### Exercise:
Please reproduce all of the entries below word for word, keeping every line unchanged.

[Listings of element regions]
'''

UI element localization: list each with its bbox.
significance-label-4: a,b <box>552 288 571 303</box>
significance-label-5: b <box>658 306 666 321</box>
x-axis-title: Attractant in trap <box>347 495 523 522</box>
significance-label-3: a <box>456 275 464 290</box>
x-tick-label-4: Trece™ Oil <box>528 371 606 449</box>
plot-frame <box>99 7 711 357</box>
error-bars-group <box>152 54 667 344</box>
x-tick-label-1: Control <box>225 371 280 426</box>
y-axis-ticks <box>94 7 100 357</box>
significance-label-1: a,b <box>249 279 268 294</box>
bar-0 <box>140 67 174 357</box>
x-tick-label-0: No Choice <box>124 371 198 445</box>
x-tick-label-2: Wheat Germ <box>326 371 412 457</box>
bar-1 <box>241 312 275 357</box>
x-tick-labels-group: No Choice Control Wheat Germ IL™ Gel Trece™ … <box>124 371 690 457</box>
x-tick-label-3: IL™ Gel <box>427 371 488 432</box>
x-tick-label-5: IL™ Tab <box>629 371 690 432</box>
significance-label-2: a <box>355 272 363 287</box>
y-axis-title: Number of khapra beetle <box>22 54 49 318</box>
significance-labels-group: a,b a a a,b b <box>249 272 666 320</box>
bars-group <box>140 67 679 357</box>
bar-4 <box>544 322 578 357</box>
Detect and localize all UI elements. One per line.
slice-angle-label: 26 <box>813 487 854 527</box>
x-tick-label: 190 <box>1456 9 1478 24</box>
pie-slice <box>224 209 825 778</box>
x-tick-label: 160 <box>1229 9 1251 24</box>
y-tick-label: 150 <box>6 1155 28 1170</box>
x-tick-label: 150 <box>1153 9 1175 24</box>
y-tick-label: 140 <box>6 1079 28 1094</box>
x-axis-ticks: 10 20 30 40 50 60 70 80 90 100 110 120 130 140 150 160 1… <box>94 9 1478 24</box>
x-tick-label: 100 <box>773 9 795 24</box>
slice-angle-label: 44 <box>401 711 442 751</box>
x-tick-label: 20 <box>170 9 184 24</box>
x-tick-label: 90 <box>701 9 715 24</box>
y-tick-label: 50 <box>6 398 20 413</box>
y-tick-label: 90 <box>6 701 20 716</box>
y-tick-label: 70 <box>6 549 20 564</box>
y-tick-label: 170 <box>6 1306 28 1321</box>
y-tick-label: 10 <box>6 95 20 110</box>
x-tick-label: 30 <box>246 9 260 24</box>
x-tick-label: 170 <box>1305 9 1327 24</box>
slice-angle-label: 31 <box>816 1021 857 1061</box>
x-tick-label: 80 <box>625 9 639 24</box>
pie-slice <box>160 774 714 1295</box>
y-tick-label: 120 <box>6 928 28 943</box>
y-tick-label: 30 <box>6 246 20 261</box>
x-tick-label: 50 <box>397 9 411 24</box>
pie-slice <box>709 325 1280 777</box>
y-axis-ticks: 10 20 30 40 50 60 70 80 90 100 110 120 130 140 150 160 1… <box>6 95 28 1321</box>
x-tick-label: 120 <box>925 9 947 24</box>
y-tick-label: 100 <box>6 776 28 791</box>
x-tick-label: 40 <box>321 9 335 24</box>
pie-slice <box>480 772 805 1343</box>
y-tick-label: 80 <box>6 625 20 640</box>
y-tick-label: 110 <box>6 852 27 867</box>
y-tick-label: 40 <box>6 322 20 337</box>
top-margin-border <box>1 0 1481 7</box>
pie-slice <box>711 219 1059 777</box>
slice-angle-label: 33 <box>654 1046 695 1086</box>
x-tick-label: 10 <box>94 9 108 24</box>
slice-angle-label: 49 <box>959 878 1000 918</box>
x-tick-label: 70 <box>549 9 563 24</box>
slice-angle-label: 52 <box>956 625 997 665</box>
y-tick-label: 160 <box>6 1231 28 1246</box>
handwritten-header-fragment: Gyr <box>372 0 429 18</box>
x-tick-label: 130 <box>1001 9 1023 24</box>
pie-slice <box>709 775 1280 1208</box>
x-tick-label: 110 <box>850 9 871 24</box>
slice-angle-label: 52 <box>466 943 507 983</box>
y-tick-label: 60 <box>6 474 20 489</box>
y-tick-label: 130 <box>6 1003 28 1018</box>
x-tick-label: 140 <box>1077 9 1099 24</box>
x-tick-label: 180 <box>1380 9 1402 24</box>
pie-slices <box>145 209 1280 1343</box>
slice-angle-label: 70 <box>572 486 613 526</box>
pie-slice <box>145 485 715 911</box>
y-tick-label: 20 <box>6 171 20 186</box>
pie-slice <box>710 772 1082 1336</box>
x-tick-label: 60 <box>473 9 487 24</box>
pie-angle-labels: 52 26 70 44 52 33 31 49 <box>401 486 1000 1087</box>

'''

### Solution to this problem:
UI element localization: list each with its bbox.
significance-label-4: a,b <box>552 288 571 303</box>
significance-label-5: b <box>658 306 666 321</box>
x-axis-title: Attractant in trap <box>347 495 523 522</box>
significance-label-3: a <box>456 275 464 290</box>
x-tick-label-4: Trece™ Oil <box>528 371 606 449</box>
plot-frame <box>99 7 711 357</box>
error-bars-group <box>152 54 667 344</box>
x-tick-label-1: Control <box>225 371 280 426</box>
y-axis-ticks <box>94 7 100 357</box>
significance-label-1: a,b <box>249 279 268 294</box>
bar-0 <box>140 67 174 357</box>
x-tick-label-0: No Choice <box>124 371 198 445</box>
x-tick-label-2: Wheat Germ <box>326 371 412 457</box>
bar-1 <box>241 312 275 357</box>
x-tick-labels-group: No Choice Control Wheat Germ IL™ Gel Trece™ … <box>124 371 690 457</box>
x-tick-label-3: IL™ Gel <box>427 371 488 432</box>
x-tick-label-5: IL™ Tab <box>629 371 690 432</box>
significance-label-2: a <box>355 272 363 287</box>
y-axis-title: Number of khapra beetle <box>22 54 49 318</box>
significance-labels-group: a,b a a a,b b <box>249 272 666 320</box>
bars-group <box>140 67 679 357</box>
bar-4 <box>544 322 578 357</box>
Detect and localize all UI elements. One per line.
slice-angle-label: 26 <box>813 487 854 527</box>
x-tick-label: 190 <box>1456 9 1478 24</box>
pie-slice <box>224 209 825 778</box>
x-tick-label: 160 <box>1229 9 1251 24</box>
y-tick-label: 150 <box>6 1155 28 1170</box>
x-tick-label: 150 <box>1153 9 1175 24</box>
y-tick-label: 140 <box>6 1079 28 1094</box>
x-axis-ticks: 10 20 30 40 50 60 70 80 90 100 110 120 130 140 150 160 1… <box>94 9 1478 24</box>
x-tick-label: 100 <box>773 9 795 24</box>
slice-angle-label: 44 <box>401 711 442 751</box>
x-tick-label: 20 <box>170 9 184 24</box>
x-tick-label: 90 <box>701 9 715 24</box>
y-tick-label: 50 <box>6 398 20 413</box>
y-tick-label: 90 <box>6 701 20 716</box>
y-tick-label: 70 <box>6 549 20 564</box>
y-tick-label: 170 <box>6 1306 28 1321</box>
y-tick-label: 10 <box>6 95 20 110</box>
x-tick-label: 30 <box>246 9 260 24</box>
x-tick-label: 170 <box>1305 9 1327 24</box>
slice-angle-label: 31 <box>816 1021 857 1061</box>
x-tick-label: 80 <box>625 9 639 24</box>
pie-slice <box>160 774 714 1295</box>
y-tick-label: 120 <box>6 928 28 943</box>
y-tick-label: 30 <box>6 246 20 261</box>
x-tick-label: 50 <box>397 9 411 24</box>
pie-slice <box>709 325 1280 777</box>
y-axis-ticks: 10 20 30 40 50 60 70 80 90 100 110 120 130 140 150 160 1… <box>6 95 28 1321</box>
x-tick-label: 120 <box>925 9 947 24</box>
y-tick-label: 100 <box>6 776 28 791</box>
x-tick-label: 40 <box>321 9 335 24</box>
pie-slice <box>480 772 805 1343</box>
y-tick-label: 80 <box>6 625 20 640</box>
y-tick-label: 110 <box>6 852 27 867</box>
y-tick-label: 40 <box>6 322 20 337</box>
top-margin-border <box>1 0 1481 7</box>
pie-slice <box>711 219 1059 777</box>
slice-angle-label: 33 <box>654 1046 695 1086</box>
x-tick-label: 10 <box>94 9 108 24</box>
slice-angle-label: 49 <box>959 878 1000 918</box>
x-tick-label: 70 <box>549 9 563 24</box>
slice-angle-label: 52 <box>956 625 997 665</box>
y-tick-label: 160 <box>6 1231 28 1246</box>
handwritten-header-fragment: Gyr <box>372 0 429 18</box>
x-tick-label: 130 <box>1001 9 1023 24</box>
pie-slice <box>709 775 1280 1208</box>
x-tick-label: 110 <box>850 9 871 24</box>
slice-angle-label: 52 <box>466 943 507 983</box>
y-tick-label: 60 <box>6 474 20 489</box>
y-tick-label: 130 <box>6 1003 28 1018</box>
x-tick-label: 140 <box>1077 9 1099 24</box>
x-tick-label: 180 <box>1380 9 1402 24</box>
pie-slices <box>145 209 1280 1343</box>
slice-angle-label: 70 <box>572 486 613 526</box>
pie-slice <box>145 485 715 911</box>
y-tick-label: 20 <box>6 171 20 186</box>
pie-slice <box>710 772 1082 1336</box>
x-tick-label: 60 <box>473 9 487 24</box>
pie-angle-labels: 52 26 70 44 52 33 31 49 <box>401 486 1000 1087</box>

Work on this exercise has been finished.